# Work instructions
Copy each line that contains the word "Oriented".

# Records provided

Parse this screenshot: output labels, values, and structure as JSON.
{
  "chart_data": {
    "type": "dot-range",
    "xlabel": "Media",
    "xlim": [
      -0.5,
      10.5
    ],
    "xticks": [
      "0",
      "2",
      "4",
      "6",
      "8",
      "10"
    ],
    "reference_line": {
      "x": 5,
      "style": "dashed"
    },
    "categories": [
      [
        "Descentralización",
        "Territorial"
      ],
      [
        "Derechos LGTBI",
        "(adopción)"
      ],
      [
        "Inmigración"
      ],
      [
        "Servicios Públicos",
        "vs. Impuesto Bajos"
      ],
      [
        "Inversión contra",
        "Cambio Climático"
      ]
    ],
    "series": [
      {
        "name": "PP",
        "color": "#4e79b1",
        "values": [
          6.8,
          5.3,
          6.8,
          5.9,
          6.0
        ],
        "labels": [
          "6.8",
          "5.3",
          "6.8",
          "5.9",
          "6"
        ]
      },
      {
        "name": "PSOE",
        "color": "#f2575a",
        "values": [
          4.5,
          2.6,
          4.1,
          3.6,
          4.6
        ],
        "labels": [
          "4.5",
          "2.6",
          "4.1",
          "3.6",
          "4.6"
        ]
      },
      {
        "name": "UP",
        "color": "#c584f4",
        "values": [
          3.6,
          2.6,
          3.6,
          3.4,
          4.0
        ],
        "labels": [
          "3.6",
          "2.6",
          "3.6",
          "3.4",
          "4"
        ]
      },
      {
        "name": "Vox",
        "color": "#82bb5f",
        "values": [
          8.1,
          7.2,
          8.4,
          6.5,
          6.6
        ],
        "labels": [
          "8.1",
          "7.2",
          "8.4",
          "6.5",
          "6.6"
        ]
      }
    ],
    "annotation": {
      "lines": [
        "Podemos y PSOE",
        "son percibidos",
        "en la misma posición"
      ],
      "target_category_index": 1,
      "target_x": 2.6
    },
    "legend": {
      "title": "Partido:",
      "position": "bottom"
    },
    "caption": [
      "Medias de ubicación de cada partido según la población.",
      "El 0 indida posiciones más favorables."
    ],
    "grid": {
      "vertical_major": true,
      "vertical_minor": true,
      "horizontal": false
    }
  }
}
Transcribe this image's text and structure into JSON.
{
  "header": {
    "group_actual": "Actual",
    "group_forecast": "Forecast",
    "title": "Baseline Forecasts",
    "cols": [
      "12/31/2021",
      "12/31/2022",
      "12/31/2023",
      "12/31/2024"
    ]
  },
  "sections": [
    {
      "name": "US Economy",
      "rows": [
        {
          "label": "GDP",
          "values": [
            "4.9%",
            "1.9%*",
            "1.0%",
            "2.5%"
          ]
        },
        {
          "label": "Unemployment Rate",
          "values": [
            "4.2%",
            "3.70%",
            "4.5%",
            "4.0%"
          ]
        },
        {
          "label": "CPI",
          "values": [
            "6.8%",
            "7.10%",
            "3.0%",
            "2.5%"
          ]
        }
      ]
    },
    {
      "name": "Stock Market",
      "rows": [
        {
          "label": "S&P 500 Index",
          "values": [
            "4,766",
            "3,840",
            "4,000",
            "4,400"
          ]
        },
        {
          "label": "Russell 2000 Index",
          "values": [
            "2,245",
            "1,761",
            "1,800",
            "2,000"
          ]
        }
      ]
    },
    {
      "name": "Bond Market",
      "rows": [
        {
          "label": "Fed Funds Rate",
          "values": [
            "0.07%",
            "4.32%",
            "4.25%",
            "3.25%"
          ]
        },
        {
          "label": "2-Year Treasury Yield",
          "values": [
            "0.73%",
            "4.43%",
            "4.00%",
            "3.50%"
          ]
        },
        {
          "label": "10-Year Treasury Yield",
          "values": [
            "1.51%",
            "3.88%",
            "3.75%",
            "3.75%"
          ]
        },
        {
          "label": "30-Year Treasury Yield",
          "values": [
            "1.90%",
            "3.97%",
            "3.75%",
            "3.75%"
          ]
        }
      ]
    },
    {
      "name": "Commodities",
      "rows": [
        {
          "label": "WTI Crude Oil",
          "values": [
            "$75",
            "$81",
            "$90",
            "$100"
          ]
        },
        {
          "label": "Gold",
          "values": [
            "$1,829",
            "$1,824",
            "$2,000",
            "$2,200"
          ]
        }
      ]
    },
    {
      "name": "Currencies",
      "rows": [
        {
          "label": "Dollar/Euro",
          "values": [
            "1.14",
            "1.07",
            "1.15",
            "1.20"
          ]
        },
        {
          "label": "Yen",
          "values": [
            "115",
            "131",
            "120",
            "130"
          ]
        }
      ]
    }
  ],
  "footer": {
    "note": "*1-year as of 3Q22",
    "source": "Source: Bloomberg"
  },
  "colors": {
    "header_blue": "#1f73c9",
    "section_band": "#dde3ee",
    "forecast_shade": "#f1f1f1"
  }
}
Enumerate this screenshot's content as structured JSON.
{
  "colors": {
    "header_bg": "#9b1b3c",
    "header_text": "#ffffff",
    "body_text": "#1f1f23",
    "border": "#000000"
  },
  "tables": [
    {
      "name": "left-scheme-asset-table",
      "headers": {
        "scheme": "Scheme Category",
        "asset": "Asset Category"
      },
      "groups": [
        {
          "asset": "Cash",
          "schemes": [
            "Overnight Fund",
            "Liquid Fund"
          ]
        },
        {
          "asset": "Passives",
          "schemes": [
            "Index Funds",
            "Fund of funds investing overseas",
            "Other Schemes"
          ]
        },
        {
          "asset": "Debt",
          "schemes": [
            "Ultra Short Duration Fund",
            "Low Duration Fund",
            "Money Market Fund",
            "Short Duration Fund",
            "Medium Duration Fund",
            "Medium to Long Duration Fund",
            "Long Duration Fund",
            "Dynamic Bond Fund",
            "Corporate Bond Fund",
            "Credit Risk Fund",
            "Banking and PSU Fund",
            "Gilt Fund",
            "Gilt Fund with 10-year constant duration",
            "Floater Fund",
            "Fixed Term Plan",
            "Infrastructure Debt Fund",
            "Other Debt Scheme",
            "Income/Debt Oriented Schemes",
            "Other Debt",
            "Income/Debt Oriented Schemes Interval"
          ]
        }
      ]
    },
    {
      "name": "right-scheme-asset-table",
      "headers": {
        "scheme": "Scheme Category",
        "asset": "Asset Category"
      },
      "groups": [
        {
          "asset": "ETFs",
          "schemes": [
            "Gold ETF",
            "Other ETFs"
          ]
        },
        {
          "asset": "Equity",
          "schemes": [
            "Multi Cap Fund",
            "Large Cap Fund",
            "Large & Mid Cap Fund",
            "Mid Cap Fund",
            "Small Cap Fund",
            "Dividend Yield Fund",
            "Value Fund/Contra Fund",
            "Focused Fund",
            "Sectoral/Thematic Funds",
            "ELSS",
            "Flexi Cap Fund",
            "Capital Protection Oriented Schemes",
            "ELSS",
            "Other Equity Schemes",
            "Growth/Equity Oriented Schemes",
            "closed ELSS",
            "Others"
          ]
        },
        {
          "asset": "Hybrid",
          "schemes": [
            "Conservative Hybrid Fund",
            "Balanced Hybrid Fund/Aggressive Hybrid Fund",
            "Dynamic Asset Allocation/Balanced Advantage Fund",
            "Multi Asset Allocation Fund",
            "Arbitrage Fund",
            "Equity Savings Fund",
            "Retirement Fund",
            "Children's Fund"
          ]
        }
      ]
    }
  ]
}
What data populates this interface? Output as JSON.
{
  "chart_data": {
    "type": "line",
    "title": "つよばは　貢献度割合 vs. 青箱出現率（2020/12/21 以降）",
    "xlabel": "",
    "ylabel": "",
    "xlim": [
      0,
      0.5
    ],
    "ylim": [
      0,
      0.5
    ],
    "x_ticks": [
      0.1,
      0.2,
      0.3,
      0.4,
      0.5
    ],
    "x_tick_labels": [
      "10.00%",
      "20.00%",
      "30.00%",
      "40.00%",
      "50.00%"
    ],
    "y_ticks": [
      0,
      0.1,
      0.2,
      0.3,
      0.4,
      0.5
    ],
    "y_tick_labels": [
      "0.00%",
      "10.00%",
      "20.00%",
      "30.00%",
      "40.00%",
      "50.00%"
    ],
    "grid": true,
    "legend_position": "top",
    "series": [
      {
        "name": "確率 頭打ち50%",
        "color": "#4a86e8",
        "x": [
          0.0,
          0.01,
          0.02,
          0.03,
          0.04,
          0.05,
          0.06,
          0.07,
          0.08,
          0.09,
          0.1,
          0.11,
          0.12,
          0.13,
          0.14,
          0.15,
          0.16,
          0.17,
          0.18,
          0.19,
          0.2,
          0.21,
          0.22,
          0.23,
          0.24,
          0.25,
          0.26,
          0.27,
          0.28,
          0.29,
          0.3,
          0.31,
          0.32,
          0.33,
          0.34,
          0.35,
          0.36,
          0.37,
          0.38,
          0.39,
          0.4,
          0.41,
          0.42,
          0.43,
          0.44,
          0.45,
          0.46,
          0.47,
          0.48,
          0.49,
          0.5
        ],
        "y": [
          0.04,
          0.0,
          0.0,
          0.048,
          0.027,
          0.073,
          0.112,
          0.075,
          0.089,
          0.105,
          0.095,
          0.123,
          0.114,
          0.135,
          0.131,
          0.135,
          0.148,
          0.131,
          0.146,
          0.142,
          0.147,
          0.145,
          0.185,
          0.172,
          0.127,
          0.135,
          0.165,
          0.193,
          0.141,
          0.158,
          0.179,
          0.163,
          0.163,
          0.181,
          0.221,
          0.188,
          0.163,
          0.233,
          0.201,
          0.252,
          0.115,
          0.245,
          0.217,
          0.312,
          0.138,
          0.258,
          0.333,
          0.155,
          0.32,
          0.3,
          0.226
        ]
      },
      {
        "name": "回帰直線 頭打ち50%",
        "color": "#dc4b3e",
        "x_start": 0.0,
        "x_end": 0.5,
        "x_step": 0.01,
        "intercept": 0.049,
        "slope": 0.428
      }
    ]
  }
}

# Response below
            "Income/Debt Oriented Schemes",
            "Income/Debt Oriented Schemes Interval"
            "Capital Protection Oriented Schemes",
            "Growth/Equity Oriented Schemes",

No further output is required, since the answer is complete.